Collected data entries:

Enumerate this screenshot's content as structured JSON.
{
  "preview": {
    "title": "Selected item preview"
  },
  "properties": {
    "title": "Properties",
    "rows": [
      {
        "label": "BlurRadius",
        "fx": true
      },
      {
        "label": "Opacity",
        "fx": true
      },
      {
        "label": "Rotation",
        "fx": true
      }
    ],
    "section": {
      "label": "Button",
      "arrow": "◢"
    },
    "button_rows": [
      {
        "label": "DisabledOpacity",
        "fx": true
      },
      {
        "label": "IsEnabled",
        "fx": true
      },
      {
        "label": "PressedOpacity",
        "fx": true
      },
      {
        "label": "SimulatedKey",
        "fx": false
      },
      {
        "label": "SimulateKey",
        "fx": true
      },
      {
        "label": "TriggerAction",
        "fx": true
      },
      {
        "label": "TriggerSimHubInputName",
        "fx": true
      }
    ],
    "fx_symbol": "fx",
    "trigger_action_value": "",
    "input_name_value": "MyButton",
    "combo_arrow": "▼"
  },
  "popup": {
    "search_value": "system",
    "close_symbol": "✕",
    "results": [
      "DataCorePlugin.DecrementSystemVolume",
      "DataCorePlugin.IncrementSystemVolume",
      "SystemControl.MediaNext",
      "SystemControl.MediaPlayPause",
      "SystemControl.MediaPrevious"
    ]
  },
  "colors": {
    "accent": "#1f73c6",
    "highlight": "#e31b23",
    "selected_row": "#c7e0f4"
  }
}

Written request
Copy the data above exactly. Every line must be included.

The result
Enumerate this screenshot's content as structured JSON.
{
  "preview": {
    "title": "Selected item preview"
  },
  "properties": {
    "title": "Properties",
    "rows": [
      {
        "label": "BlurRadius",
        "fx": true
      },
      {
        "label": "Opacity",
        "fx": true
      },
      {
        "label": "Rotation",
        "fx": true
      }
    ],
    "section": {
      "label": "Button",
      "arrow": "◢"
    },
    "button_rows": [
      {
        "label": "DisabledOpacity",
        "fx": true
      },
      {
        "label": "IsEnabled",
        "fx": true
      },
      {
        "label": "PressedOpacity",
        "fx": true
      },
      {
        "label": "SimulatedKey",
        "fx": false
      },
      {
        "label": "SimulateKey",
        "fx": true
      },
      {
        "label": "TriggerAction",
        "fx": true
      },
      {
        "label": "TriggerSimHubInputName",
        "fx": true
      }
    ],
    "fx_symbol": "fx",
    "trigger_action_value": "",
    "input_name_value": "MyButton",
    "combo_arrow": "▼"
  },
  "popup": {
    "search_value": "system",
    "close_symbol": "✕",
    "results": [
      "DataCorePlugin.DecrementSystemVolume",
      "DataCorePlugin.IncrementSystemVolume",
      "SystemControl.MediaNext",
      "SystemControl.MediaPlayPause",
      "SystemControl.MediaPrevious"
    ]
  },
  "colors": {
    "accent": "#1f73c6",
    "highlight": "#e31b23",
    "selected_row": "#c7e0f4"
  }
}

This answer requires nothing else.